> _Problem description_
Return all lines that include the string "Bracelet".

--- Input for this task ---

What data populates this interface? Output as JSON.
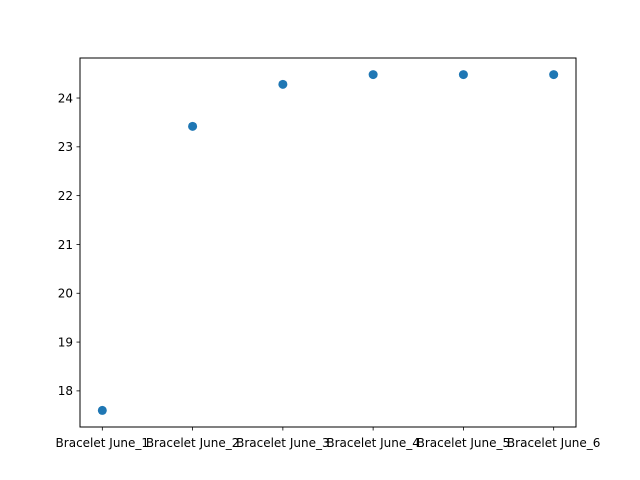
{
  "chart_data": {
    "type": "scatter",
    "title": "",
    "xlabel": "",
    "ylabel": "",
    "categories": [
      "Bracelet June_1",
      "Bracelet June_2",
      "Bracelet June_3",
      "Bracelet June_4",
      "Bracelet June_5",
      "Bracelet June_6"
    ],
    "values": [
      17.6,
      23.42,
      24.28,
      24.48,
      24.48,
      24.48
    ],
    "ylim": [
      17.26,
      24.82
    ],
    "yticks": [
      "18",
      "19",
      "20",
      "21",
      "22",
      "23",
      "24"
    ],
    "grid": false,
    "legend": "none",
    "colors": {
      "marker": "#1f77b4",
      "axes": "#000000",
      "background": "#ffffff"
    }
  }
}
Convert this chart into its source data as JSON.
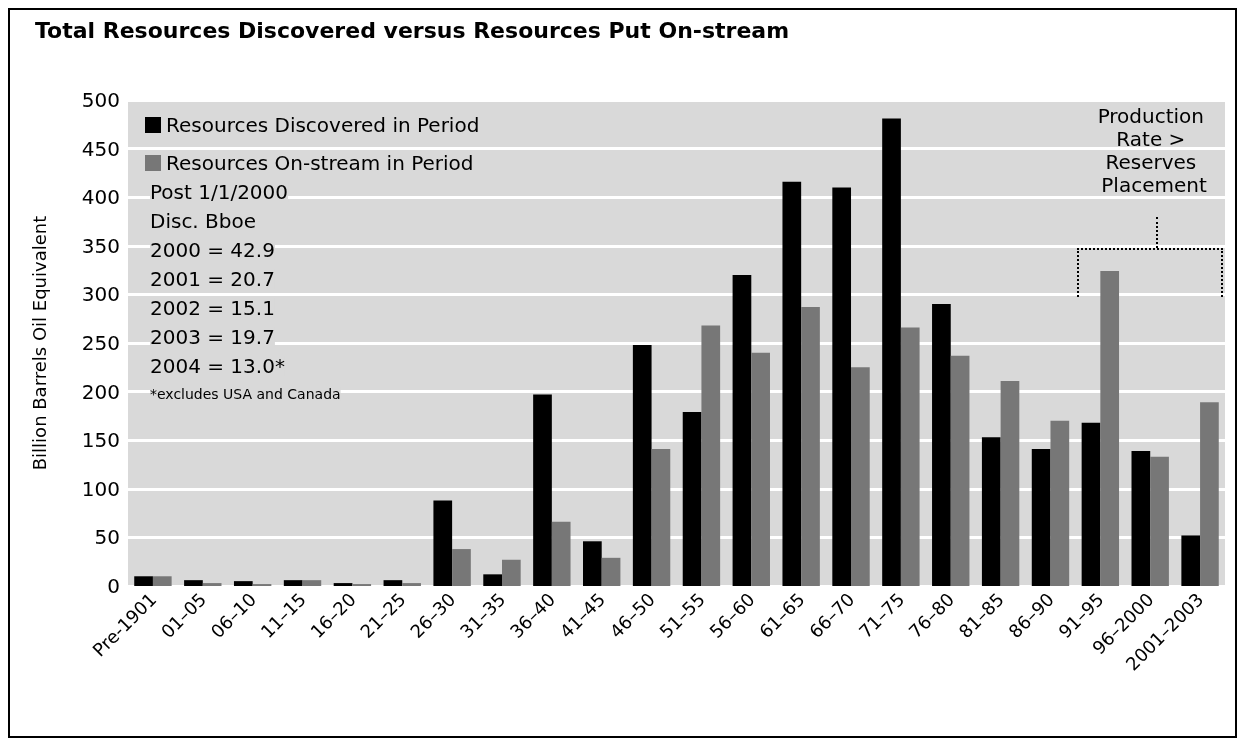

---

> _Right answer_
      "Bracelet June_1",
      "Bracelet June_2",
      "Bracelet June_3",
      "Bracelet June_4",
      "Bracelet June_5",
      "Bracelet June_6"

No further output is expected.